(Collection entries)
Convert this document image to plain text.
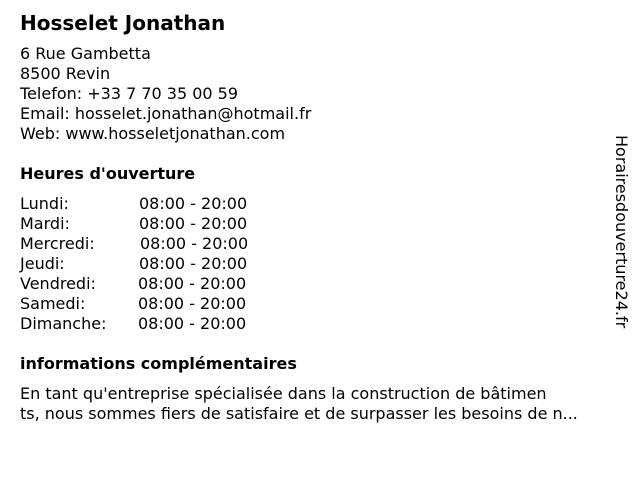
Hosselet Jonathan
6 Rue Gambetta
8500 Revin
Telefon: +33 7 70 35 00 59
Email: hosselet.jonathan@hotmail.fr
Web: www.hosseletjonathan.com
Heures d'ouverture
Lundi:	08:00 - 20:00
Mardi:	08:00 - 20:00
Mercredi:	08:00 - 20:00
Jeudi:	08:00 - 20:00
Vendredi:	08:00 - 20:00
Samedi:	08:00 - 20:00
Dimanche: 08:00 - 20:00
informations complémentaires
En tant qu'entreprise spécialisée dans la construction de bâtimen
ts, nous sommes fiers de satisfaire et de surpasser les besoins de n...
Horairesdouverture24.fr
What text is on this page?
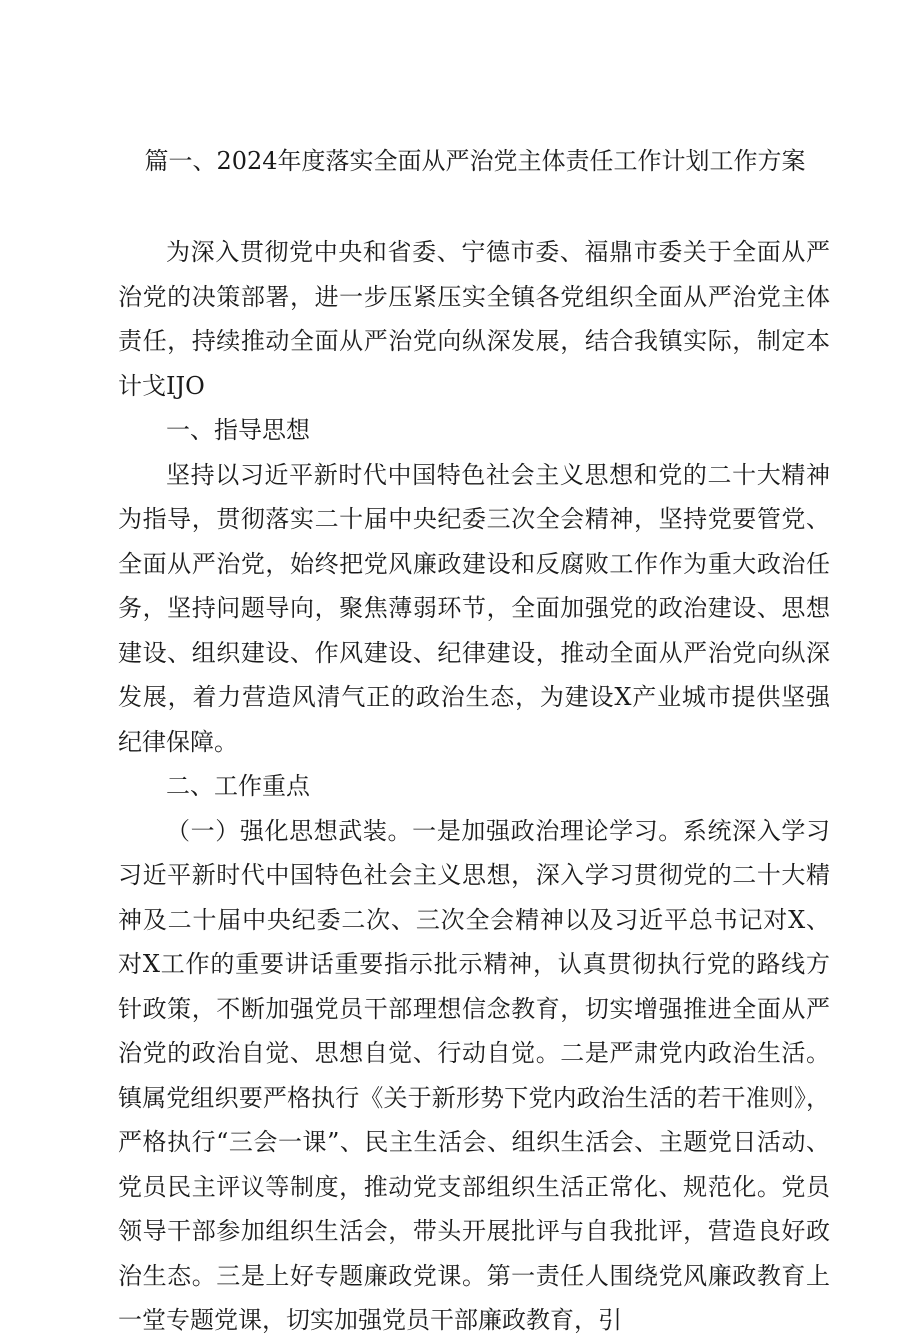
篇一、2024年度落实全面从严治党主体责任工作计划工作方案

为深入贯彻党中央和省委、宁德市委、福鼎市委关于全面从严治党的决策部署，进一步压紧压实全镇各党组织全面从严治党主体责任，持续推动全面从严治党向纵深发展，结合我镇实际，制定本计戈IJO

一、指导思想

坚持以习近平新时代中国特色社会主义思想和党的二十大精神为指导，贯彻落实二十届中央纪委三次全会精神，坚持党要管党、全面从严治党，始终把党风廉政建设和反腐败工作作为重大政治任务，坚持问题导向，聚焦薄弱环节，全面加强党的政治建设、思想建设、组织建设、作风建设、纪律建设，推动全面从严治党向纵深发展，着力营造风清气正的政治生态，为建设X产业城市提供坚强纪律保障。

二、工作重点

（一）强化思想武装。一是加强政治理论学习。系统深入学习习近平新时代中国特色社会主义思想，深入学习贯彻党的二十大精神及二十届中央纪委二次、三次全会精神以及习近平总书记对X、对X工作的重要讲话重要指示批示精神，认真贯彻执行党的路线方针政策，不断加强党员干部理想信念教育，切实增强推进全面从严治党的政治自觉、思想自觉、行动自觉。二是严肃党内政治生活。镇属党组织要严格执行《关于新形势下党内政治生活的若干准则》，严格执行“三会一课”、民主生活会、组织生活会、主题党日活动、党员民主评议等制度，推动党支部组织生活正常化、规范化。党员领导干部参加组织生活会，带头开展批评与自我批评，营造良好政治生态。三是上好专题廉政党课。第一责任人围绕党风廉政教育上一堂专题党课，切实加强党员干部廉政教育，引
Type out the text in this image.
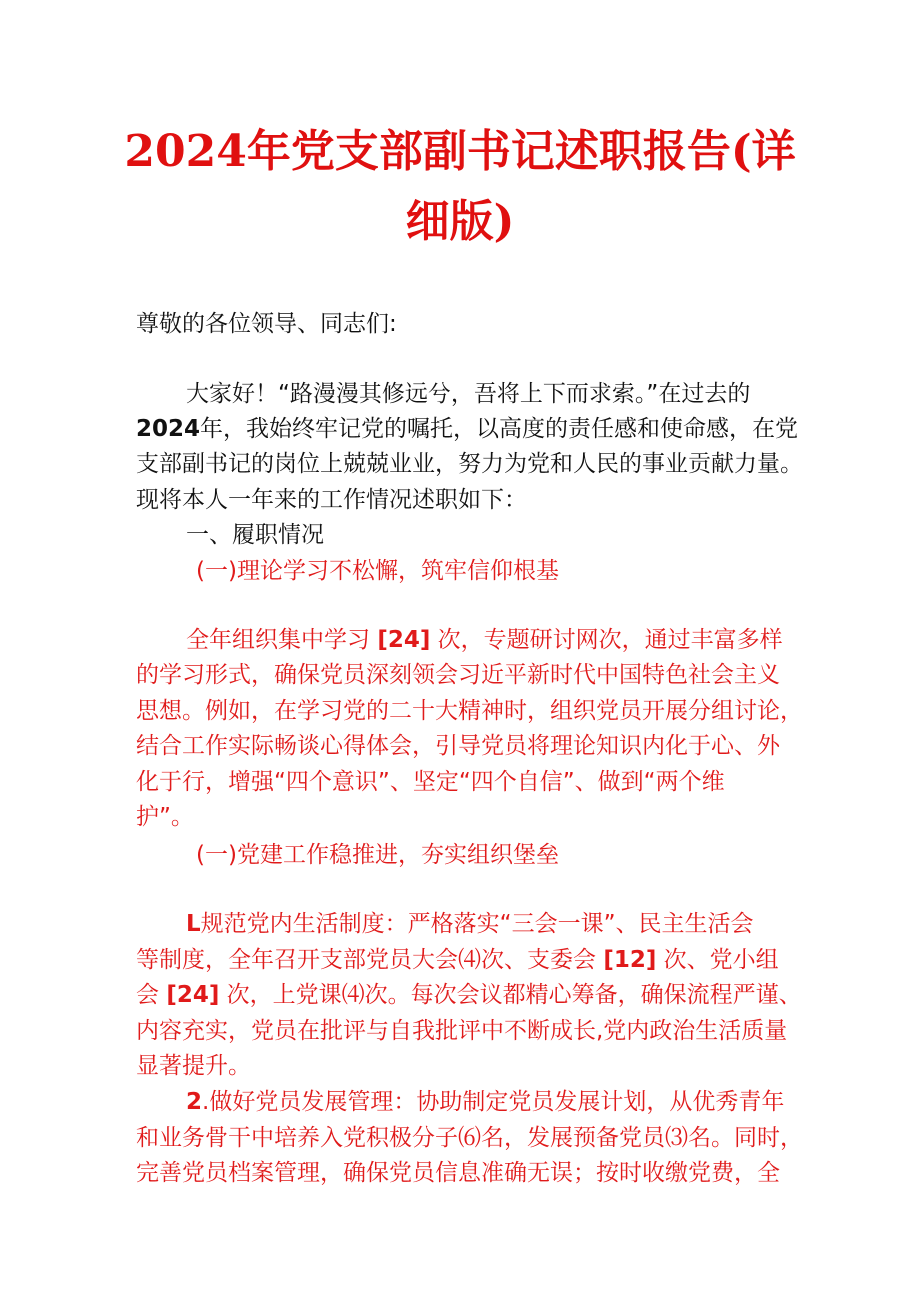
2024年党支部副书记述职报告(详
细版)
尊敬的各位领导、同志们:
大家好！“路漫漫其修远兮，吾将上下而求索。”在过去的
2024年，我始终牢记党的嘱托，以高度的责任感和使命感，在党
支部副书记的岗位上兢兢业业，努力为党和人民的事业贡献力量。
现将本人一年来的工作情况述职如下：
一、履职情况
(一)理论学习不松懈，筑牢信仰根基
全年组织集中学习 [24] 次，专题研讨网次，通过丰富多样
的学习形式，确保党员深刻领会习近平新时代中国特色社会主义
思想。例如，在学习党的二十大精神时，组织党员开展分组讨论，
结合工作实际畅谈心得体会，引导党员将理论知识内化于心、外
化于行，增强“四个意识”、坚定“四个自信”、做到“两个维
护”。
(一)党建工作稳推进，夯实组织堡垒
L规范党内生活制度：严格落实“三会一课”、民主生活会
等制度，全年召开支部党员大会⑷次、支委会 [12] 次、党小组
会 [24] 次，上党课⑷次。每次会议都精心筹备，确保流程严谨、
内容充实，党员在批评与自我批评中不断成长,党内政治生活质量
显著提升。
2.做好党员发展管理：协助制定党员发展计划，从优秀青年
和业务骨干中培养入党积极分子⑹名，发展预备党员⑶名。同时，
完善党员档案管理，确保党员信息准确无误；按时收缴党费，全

# GOAL:
Begin with the line that contains "What text is on this page?" and repeat every line through the end of the data, exactly and only those lines, leaving out the pictures.

# EXPECTED ANSWER:
What text is on this page?
篇一、2024年度落实全面从严治党主体责任工作计划工作方案

为深入贯彻党中央和省委、宁德市委、福鼎市委关于全面从严治党的决策部署，进一步压紧压实全镇各党组织全面从严治党主体责任，持续推动全面从严治党向纵深发展，结合我镇实际，制定本计戈IJO

一、指导思想

坚持以习近平新时代中国特色社会主义思想和党的二十大精神为指导，贯彻落实二十届中央纪委三次全会精神，坚持党要管党、全面从严治党，始终把党风廉政建设和反腐败工作作为重大政治任务，坚持问题导向，聚焦薄弱环节，全面加强党的政治建设、思想建设、组织建设、作风建设、纪律建设，推动全面从严治党向纵深发展，着力营造风清气正的政治生态，为建设X产业城市提供坚强纪律保障。

二、工作重点

（一）强化思想武装。一是加强政治理论学习。系统深入学习习近平新时代中国特色社会主义思想，深入学习贯彻党的二十大精神及二十届中央纪委二次、三次全会精神以及习近平总书记对X、对X工作的重要讲话重要指示批示精神，认真贯彻执行党的路线方针政策，不断加强党员干部理想信念教育，切实增强推进全面从严治党的政治自觉、思想自觉、行动自觉。二是严肃党内政治生活。镇属党组织要严格执行《关于新形势下党内政治生活的若干准则》，严格执行“三会一课”、民主生活会、组织生活会、主题党日活动、党员民主评议等制度，推动党支部组织生活正常化、规范化。党员领导干部参加组织生活会，带头开展批评与自我批评，营造良好政治生态。三是上好专题廉政党课。第一责任人围绕党风廉政教育上一堂专题党课，切实加强党员干部廉政教育，引
Type out the text in this image.
2024年党支部副书记述职报告(详
细版)
尊敬的各位领导、同志们:
大家好！“路漫漫其修远兮，吾将上下而求索。”在过去的
2024年，我始终牢记党的嘱托，以高度的责任感和使命感，在党
支部副书记的岗位上兢兢业业，努力为党和人民的事业贡献力量。
现将本人一年来的工作情况述职如下：
一、履职情况
(一)理论学习不松懈，筑牢信仰根基
全年组织集中学习 [24] 次，专题研讨网次，通过丰富多样
的学习形式，确保党员深刻领会习近平新时代中国特色社会主义
思想。例如，在学习党的二十大精神时，组织党员开展分组讨论，
结合工作实际畅谈心得体会，引导党员将理论知识内化于心、外
化于行，增强“四个意识”、坚定“四个自信”、做到“两个维
护”。
(一)党建工作稳推进，夯实组织堡垒
L规范党内生活制度：严格落实“三会一课”、民主生活会
等制度，全年召开支部党员大会⑷次、支委会 [12] 次、党小组
会 [24] 次，上党课⑷次。每次会议都精心筹备，确保流程严谨、
内容充实，党员在批评与自我批评中不断成长,党内政治生活质量
显著提升。
2.做好党员发展管理：协助制定党员发展计划，从优秀青年
和业务骨干中培养入党积极分子⑹名，发展预备党员⑶名。同时，
完善党员档案管理，确保党员信息准确无误；按时收缴党费，全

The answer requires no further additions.